▼

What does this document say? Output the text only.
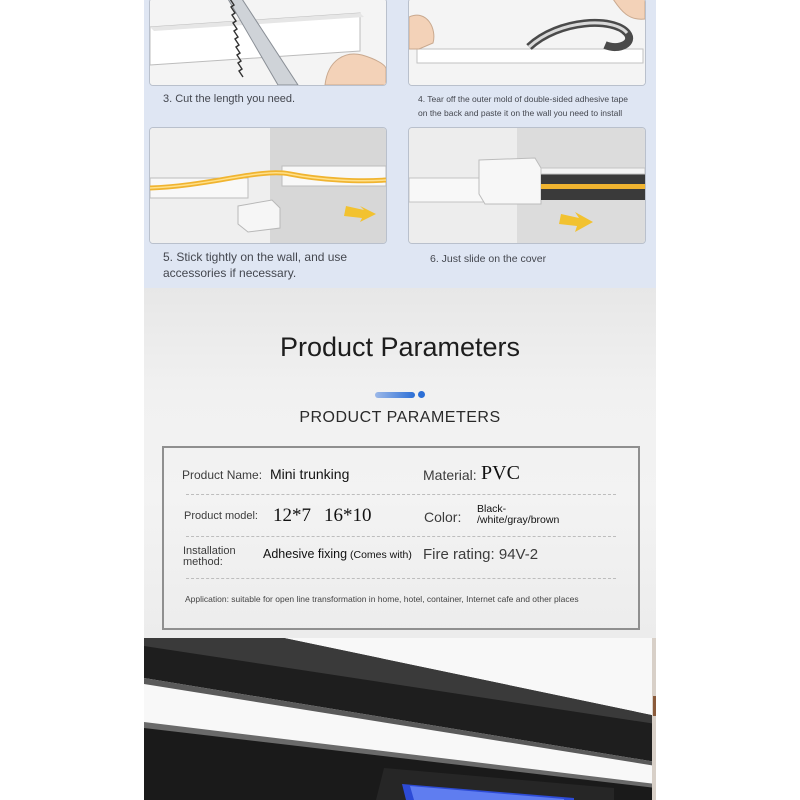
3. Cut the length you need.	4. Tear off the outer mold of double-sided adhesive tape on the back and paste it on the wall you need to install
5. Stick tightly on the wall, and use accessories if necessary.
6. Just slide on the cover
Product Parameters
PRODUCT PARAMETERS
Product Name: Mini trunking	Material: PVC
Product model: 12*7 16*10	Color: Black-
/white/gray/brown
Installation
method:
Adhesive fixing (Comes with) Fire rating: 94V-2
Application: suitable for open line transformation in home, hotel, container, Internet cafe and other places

▲
▼

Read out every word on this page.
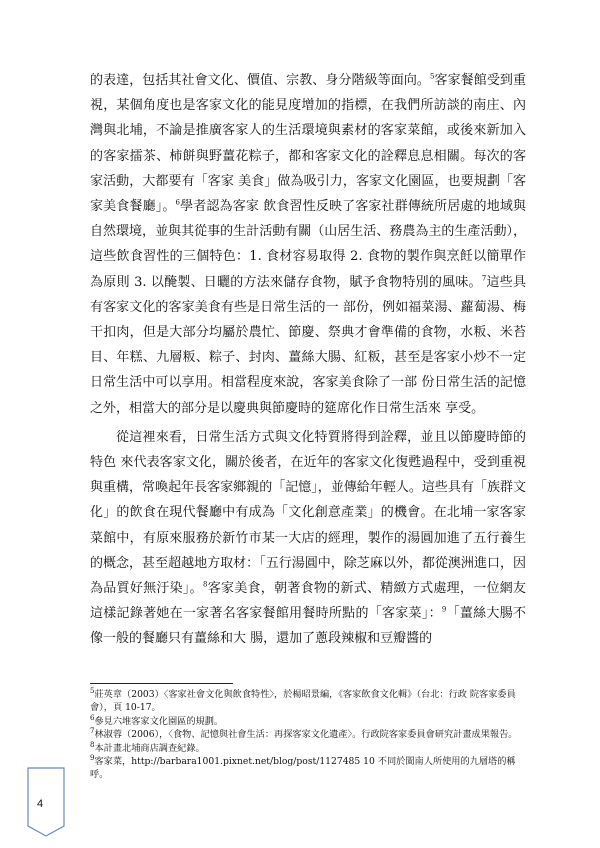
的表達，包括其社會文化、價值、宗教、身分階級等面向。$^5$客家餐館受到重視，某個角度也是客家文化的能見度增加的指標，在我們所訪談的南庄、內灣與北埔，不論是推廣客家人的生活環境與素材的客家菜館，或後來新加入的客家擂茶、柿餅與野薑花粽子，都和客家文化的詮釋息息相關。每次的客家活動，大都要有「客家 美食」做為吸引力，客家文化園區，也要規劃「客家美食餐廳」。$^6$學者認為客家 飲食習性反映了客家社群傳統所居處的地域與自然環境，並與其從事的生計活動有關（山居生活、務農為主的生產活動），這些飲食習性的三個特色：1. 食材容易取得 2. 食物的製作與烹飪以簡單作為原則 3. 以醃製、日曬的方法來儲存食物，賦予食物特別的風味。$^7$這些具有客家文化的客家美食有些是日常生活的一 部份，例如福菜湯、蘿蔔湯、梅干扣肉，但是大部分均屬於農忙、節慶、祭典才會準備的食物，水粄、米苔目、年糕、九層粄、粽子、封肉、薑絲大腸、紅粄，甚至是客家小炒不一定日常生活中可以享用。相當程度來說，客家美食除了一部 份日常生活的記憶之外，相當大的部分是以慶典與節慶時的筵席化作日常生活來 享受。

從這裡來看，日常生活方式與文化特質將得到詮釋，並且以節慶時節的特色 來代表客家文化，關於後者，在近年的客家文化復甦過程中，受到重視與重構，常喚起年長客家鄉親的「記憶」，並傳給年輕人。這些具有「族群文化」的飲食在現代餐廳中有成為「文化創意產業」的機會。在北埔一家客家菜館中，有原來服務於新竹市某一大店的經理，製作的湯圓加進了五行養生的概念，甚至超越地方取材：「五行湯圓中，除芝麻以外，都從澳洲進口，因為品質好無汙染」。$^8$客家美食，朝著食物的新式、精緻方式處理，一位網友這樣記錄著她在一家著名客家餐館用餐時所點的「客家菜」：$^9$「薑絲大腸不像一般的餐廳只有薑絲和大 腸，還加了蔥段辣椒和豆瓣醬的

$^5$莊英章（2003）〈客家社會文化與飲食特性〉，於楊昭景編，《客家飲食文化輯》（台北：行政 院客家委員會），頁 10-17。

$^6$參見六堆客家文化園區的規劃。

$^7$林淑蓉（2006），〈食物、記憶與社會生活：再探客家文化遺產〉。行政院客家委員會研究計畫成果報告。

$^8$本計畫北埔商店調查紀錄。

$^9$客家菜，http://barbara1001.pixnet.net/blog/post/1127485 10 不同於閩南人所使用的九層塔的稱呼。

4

▲

What to work on: Lines that include the word "this" are to be extracted from the data above.

Problem solution:
What does this document say? Output the text only.
Read out every word on this page.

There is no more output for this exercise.